>>>
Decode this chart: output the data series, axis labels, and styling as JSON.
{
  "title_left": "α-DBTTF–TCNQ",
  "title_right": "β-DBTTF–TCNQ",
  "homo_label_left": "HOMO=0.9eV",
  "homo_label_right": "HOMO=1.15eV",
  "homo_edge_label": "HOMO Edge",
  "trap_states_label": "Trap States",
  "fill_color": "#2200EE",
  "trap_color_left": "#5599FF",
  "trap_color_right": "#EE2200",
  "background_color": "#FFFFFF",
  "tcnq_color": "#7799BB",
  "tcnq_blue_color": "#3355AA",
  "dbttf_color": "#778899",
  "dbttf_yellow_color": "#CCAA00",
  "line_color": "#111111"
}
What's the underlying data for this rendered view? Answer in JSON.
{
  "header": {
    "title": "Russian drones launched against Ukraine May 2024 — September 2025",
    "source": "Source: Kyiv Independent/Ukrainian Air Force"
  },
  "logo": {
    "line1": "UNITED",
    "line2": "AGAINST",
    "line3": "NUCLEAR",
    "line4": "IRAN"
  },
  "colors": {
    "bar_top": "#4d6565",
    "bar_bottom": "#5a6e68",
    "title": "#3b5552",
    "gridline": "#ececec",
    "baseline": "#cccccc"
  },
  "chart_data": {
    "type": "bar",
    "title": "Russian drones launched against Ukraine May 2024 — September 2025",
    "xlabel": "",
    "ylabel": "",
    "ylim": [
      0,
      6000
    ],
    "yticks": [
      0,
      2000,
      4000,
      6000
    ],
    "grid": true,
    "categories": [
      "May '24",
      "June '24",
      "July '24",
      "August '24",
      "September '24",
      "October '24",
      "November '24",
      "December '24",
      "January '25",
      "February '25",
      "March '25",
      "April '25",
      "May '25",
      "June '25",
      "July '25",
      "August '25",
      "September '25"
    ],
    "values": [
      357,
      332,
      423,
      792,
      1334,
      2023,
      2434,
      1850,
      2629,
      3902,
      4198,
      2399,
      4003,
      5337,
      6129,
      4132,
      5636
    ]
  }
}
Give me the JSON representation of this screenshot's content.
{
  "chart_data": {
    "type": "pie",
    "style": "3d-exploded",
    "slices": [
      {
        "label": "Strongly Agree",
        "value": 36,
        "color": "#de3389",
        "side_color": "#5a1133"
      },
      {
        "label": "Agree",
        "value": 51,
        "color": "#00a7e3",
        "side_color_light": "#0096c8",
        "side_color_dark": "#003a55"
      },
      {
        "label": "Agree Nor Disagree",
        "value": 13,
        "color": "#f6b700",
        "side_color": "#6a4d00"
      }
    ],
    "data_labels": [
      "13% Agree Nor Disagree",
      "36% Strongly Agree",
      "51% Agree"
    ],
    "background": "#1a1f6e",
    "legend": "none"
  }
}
<<<
>>>
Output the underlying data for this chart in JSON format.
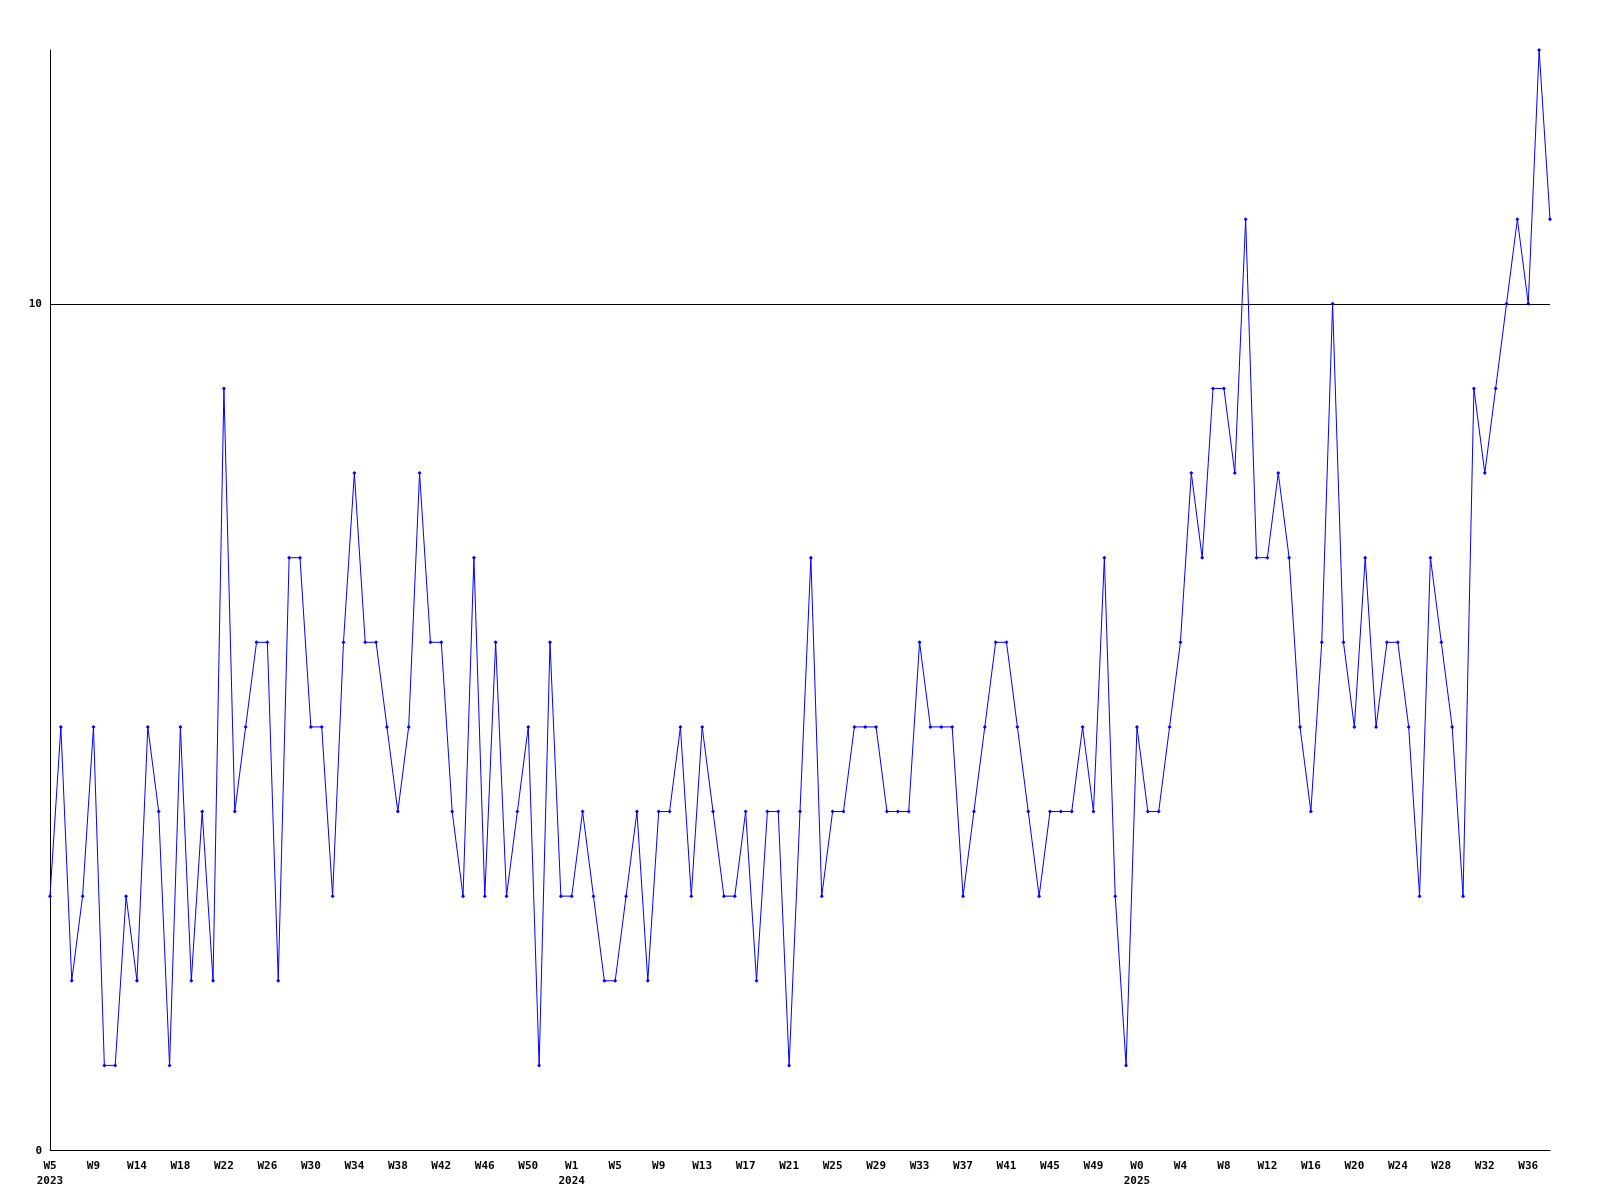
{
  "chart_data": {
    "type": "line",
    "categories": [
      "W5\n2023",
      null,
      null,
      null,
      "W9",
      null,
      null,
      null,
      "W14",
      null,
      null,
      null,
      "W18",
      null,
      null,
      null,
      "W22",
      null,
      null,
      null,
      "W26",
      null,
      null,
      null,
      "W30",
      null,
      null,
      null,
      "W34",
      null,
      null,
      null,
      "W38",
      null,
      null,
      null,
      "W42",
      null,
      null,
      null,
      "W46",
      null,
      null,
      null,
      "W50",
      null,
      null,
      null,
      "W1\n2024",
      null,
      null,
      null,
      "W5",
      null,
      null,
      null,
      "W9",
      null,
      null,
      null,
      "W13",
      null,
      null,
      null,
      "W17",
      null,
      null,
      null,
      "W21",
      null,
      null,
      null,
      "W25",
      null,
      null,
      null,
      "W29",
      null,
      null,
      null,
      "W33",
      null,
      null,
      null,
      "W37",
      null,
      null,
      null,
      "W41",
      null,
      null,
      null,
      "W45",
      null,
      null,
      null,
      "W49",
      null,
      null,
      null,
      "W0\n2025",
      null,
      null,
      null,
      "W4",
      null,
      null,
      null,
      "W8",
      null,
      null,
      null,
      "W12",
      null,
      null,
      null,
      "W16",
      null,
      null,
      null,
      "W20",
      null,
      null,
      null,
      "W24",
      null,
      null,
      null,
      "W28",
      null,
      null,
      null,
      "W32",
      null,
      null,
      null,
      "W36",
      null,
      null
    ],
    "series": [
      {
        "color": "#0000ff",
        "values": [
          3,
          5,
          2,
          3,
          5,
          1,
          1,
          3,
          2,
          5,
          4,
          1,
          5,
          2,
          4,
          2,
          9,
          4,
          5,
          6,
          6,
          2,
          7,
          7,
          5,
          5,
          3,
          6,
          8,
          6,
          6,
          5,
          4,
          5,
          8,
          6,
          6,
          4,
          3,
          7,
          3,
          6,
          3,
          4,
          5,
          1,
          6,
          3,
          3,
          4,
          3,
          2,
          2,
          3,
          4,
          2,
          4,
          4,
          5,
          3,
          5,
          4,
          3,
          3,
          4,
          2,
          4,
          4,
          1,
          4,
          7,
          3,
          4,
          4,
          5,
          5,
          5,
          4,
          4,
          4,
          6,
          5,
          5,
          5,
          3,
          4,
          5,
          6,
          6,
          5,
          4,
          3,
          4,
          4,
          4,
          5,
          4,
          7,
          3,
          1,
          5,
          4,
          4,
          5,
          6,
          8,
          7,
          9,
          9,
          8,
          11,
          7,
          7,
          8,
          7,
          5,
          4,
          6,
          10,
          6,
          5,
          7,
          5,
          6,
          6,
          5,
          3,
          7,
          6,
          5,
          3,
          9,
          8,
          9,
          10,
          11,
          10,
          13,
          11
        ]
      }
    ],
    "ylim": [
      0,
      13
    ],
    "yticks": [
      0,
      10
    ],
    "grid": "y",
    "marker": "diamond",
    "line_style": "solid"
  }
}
<<<
- **WHAT THIS TASK INVOLVES**: Write out every line of the listing that holds the word "underlying".

- **OUTPUT BELOW**:
What's the underlying data for this rendered view? Answer in JSON.
Output the underlying data for this chart in JSON format.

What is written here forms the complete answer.